DATA ENTRIES —
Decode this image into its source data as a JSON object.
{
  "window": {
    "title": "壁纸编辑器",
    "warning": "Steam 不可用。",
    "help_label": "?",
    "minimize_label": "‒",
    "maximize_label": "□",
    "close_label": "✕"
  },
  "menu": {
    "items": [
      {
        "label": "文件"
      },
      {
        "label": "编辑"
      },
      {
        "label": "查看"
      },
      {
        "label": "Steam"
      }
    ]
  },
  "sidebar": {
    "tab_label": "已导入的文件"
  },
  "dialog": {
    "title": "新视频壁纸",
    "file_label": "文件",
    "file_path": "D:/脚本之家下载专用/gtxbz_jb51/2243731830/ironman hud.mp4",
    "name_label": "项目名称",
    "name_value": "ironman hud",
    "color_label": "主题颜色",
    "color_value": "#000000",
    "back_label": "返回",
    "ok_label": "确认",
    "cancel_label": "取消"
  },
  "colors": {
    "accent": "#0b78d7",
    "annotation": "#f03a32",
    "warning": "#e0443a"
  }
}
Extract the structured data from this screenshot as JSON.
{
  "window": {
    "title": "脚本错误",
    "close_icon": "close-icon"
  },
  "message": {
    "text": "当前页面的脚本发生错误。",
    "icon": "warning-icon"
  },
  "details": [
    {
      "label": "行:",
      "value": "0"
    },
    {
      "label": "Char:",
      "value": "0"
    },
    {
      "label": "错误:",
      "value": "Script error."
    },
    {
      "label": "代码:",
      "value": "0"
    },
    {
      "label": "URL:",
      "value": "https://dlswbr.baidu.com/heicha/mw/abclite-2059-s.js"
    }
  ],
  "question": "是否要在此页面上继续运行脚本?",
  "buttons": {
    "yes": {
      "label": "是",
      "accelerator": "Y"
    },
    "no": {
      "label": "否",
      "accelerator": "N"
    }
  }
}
--
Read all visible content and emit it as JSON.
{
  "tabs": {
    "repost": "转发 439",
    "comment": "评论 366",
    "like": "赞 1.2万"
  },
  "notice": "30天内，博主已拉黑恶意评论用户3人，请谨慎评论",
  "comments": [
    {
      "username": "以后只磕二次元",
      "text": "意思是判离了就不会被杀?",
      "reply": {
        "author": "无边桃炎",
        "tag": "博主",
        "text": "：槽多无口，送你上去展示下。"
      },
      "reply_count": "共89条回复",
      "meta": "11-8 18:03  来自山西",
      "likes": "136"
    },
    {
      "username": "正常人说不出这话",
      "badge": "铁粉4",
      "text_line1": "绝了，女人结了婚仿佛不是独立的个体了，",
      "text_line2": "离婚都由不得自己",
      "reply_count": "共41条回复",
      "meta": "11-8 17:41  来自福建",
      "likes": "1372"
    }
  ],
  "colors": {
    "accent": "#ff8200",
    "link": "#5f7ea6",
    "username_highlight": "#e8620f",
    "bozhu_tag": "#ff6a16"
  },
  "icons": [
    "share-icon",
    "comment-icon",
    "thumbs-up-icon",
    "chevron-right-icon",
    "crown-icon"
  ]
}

TASK TO COMPLETE — Copy out each line of the records where the string "this" appears.

EXERCISE RESPONSE —
Decode this image into its source data as a JSON object.
Extract the structured data from this screenshot as JSON.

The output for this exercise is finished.